■ INFORMATION SHOWN
☆ ☆ ☆

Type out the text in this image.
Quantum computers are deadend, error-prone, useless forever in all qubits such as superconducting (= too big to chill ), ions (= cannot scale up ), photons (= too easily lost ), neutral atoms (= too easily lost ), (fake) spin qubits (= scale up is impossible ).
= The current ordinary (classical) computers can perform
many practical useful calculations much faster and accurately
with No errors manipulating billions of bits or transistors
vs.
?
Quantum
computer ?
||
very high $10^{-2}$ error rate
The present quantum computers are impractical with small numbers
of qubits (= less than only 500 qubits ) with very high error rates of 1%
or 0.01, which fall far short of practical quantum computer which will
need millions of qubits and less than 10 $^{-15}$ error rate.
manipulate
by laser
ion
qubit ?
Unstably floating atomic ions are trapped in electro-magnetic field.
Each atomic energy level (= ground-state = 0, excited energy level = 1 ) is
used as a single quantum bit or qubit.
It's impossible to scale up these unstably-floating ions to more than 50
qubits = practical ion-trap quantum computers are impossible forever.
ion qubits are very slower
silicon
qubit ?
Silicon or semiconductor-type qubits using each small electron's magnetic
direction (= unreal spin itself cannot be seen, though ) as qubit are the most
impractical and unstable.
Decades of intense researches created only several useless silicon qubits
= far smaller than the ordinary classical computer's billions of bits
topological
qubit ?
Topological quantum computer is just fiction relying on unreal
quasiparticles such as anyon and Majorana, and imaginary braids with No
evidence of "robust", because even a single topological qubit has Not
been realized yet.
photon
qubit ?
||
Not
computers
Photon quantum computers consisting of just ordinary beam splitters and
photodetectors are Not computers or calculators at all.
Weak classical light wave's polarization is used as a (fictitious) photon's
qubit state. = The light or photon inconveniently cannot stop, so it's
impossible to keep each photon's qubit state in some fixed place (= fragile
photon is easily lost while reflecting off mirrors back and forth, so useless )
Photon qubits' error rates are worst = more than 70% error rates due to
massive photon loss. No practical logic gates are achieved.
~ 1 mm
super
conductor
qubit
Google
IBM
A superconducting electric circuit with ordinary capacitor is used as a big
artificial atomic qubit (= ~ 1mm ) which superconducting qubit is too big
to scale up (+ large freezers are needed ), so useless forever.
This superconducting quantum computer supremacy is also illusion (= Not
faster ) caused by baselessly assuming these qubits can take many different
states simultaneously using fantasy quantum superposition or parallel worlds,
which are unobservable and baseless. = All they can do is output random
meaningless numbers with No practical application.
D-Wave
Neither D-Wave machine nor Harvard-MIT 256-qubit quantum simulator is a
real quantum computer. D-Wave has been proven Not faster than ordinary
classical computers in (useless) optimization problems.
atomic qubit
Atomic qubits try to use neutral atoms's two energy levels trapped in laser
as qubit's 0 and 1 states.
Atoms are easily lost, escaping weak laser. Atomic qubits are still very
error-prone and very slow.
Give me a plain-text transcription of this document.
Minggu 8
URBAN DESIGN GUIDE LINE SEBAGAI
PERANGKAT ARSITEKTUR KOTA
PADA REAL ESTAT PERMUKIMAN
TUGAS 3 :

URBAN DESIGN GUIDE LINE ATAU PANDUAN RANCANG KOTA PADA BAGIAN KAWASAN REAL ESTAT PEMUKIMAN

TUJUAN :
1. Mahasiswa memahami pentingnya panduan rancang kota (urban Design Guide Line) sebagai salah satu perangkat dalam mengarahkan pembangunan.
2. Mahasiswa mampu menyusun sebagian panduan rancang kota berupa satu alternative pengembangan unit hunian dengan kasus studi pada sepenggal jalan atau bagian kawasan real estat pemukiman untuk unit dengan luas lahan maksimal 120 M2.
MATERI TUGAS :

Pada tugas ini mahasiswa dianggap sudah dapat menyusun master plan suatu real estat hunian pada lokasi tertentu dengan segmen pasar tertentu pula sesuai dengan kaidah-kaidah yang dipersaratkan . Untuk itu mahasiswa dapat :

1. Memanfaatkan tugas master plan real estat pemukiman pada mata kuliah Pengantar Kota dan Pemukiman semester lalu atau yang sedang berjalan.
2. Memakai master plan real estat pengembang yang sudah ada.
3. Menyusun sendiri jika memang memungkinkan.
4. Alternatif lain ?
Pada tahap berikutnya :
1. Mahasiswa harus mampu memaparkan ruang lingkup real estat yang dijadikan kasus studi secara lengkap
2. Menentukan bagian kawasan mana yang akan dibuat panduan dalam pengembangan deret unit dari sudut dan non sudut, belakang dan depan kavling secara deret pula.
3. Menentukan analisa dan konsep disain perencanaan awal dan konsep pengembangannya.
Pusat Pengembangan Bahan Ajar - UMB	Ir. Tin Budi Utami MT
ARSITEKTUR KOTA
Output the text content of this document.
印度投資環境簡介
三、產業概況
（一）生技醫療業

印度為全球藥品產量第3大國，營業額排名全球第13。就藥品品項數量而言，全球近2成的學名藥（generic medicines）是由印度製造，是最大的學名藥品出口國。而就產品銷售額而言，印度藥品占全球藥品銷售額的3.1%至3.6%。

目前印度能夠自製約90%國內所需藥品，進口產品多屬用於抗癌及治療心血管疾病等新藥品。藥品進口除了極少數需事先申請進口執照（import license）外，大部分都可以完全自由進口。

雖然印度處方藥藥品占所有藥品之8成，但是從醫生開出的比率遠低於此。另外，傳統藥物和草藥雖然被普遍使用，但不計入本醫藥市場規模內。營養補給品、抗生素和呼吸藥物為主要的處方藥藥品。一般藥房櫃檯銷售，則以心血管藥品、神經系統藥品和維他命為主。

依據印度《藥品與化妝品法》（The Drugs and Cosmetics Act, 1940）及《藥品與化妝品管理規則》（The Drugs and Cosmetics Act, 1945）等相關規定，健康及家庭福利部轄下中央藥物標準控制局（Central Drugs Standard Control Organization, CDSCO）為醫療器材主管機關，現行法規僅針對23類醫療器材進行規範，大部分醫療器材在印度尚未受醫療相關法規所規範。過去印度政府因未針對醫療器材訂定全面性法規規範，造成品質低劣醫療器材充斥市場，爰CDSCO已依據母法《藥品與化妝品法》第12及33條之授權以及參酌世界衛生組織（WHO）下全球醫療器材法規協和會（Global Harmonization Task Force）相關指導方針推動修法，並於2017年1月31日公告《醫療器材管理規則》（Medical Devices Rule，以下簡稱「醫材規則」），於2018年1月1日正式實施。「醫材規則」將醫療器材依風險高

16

☆ ☆ ☆

■ TASK TO CARRY OUT
Restate the records, all of them, precisely as written.

■ EXPECTED ANSWER
Type out the text in this image.
Quantum computers are deadend, error-prone, useless forever in all qubits such as superconducting (= too big to chill ), ions (= cannot scale up ), photons (= too easily lost ), neutral atoms (= too easily lost ), (fake) spin qubits (= scale up is impossible ).
= The current ordinary (classical) computers can perform
many practical useful calculations much faster and accurately
with No errors manipulating billions of bits or transistors
vs.
?
Quantum
computer ?
||
very high $10^{-2}$ error rate
The present quantum computers are impractical with small numbers
of qubits (= less than only 500 qubits ) with very high error rates of 1%
or 0.01, which fall far short of practical quantum computer which will
need millions of qubits and less than 10 $^{-15}$ error rate.
manipulate
by laser
ion
qubit ?
Unstably floating atomic ions are trapped in electro-magnetic field.
Each atomic energy level (= ground-state = 0, excited energy level = 1 ) is
used as a single quantum bit or qubit.
It's impossible to scale up these unstably-floating ions to more than 50
qubits = practical ion-trap quantum computers are impossible forever.
ion qubits are very slower
silicon
qubit ?
Silicon or semiconductor-type qubits using each small electron's magnetic
direction (= unreal spin itself cannot be seen, though ) as qubit are the most
impractical and unstable.
Decades of intense researches created only several useless silicon qubits
= far smaller than the ordinary classical computer's billions of bits
topological
qubit ?
Topological quantum computer is just fiction relying on unreal
quasiparticles such as anyon and Majorana, and imaginary braids with No
evidence of "robust", because even a single topological qubit has Not
been realized yet.
photon
qubit ?
||
Not
computers
Photon quantum computers consisting of just ordinary beam splitters and
photodetectors are Not computers or calculators at all.
Weak classical light wave's polarization is used as a (fictitious) photon's
qubit state. = The light or photon inconveniently cannot stop, so it's
impossible to keep each photon's qubit state in some fixed place (= fragile
photon is easily lost while reflecting off mirrors back and forth, so useless )
Photon qubits' error rates are worst = more than 70% error rates due to
massive photon loss. No practical logic gates are achieved.
~ 1 mm
super
conductor
qubit
Google
IBM
A superconducting electric circuit with ordinary capacitor is used as a big
artificial atomic qubit (= ~ 1mm ) which superconducting qubit is too big
to scale up (+ large freezers are needed ), so useless forever.
This superconducting quantum computer supremacy is also illusion (= Not
faster ) caused by baselessly assuming these qubits can take many different
states simultaneously using fantasy quantum superposition or parallel worlds,
which are unobservable and baseless. = All they can do is output random
meaningless numbers with No practical application.
D-Wave
Neither D-Wave machine nor Harvard-MIT 256-qubit quantum simulator is a
real quantum computer. D-Wave has been proven Not faster than ordinary
classical computers in (useless) optimization problems.
atomic qubit
Atomic qubits try to use neutral atoms's two energy levels trapped in laser
as qubit's 0 and 1 states.
Atoms are easily lost, escaping weak laser. Atomic qubits are still very
error-prone and very slow.
Give me a plain-text transcription of this document.
Minggu 8
URBAN DESIGN GUIDE LINE SEBAGAI
PERANGKAT ARSITEKTUR KOTA
PADA REAL ESTAT PERMUKIMAN
TUGAS 3 :

URBAN DESIGN GUIDE LINE ATAU PANDUAN RANCANG KOTA PADA BAGIAN KAWASAN REAL ESTAT PEMUKIMAN

TUJUAN :
1. Mahasiswa memahami pentingnya panduan rancang kota (urban Design Guide Line) sebagai salah satu perangkat dalam mengarahkan pembangunan.
2. Mahasiswa mampu menyusun sebagian panduan rancang kota berupa satu alternative pengembangan unit hunian dengan kasus studi pada sepenggal jalan atau bagian kawasan real estat pemukiman untuk unit dengan luas lahan maksimal 120 M2.
MATERI TUGAS :

Pada tugas ini mahasiswa dianggap sudah dapat menyusun master plan suatu real estat hunian pada lokasi tertentu dengan segmen pasar tertentu pula sesuai dengan kaidah-kaidah yang dipersaratkan . Untuk itu mahasiswa dapat :

1. Memanfaatkan tugas master plan real estat pemukiman pada mata kuliah Pengantar Kota dan Pemukiman semester lalu atau yang sedang berjalan.
2. Memakai master plan real estat pengembang yang sudah ada.
3. Menyusun sendiri jika memang memungkinkan.
4. Alternatif lain ?
Pada tahap berikutnya :
1. Mahasiswa harus mampu memaparkan ruang lingkup real estat yang dijadikan kasus studi secara lengkap
2. Menentukan bagian kawasan mana yang akan dibuat panduan dalam pengembangan deret unit dari sudut dan non sudut, belakang dan depan kavling secara deret pula.
3. Menentukan analisa dan konsep disain perencanaan awal dan konsep pengembangannya.
Pusat Pengembangan Bahan Ajar - UMB	Ir. Tin Budi Utami MT
ARSITEKTUR KOTA
Output the text content of this document.
印度投資環境簡介
三、產業概況
（一）生技醫療業

印度為全球藥品產量第3大國，營業額排名全球第13。就藥品品項數量而言，全球近2成的學名藥（generic medicines）是由印度製造，是最大的學名藥品出口國。而就產品銷售額而言，印度藥品占全球藥品銷售額的3.1%至3.6%。

目前印度能夠自製約90%國內所需藥品，進口產品多屬用於抗癌及治療心血管疾病等新藥品。藥品進口除了極少數需事先申請進口執照（import license）外，大部分都可以完全自由進口。

雖然印度處方藥藥品占所有藥品之8成，但是從醫生開出的比率遠低於此。另外，傳統藥物和草藥雖然被普遍使用，但不計入本醫藥市場規模內。營養補給品、抗生素和呼吸藥物為主要的處方藥藥品。一般藥房櫃檯銷售，則以心血管藥品、神經系統藥品和維他命為主。

依據印度《藥品與化妝品法》（The Drugs and Cosmetics Act, 1940）及《藥品與化妝品管理規則》（The Drugs and Cosmetics Act, 1945）等相關規定，健康及家庭福利部轄下中央藥物標準控制局（Central Drugs Standard Control Organization, CDSCO）為醫療器材主管機關，現行法規僅針對23類醫療器材進行規範，大部分醫療器材在印度尚未受醫療相關法規所規範。過去印度政府因未針對醫療器材訂定全面性法規規範，造成品質低劣醫療器材充斥市場，爰CDSCO已依據母法《藥品與化妝品法》第12及33條之授權以及參酌世界衛生組織（WHO）下全球醫療器材法規協和會（Global Harmonization Task Force）相關指導方針推動修法，並於2017年1月31日公告《醫療器材管理規則》（Medical Devices Rule，以下簡稱「醫材規則」），於2018年1月1日正式實施。「醫材規則」將醫療器材依風險高

16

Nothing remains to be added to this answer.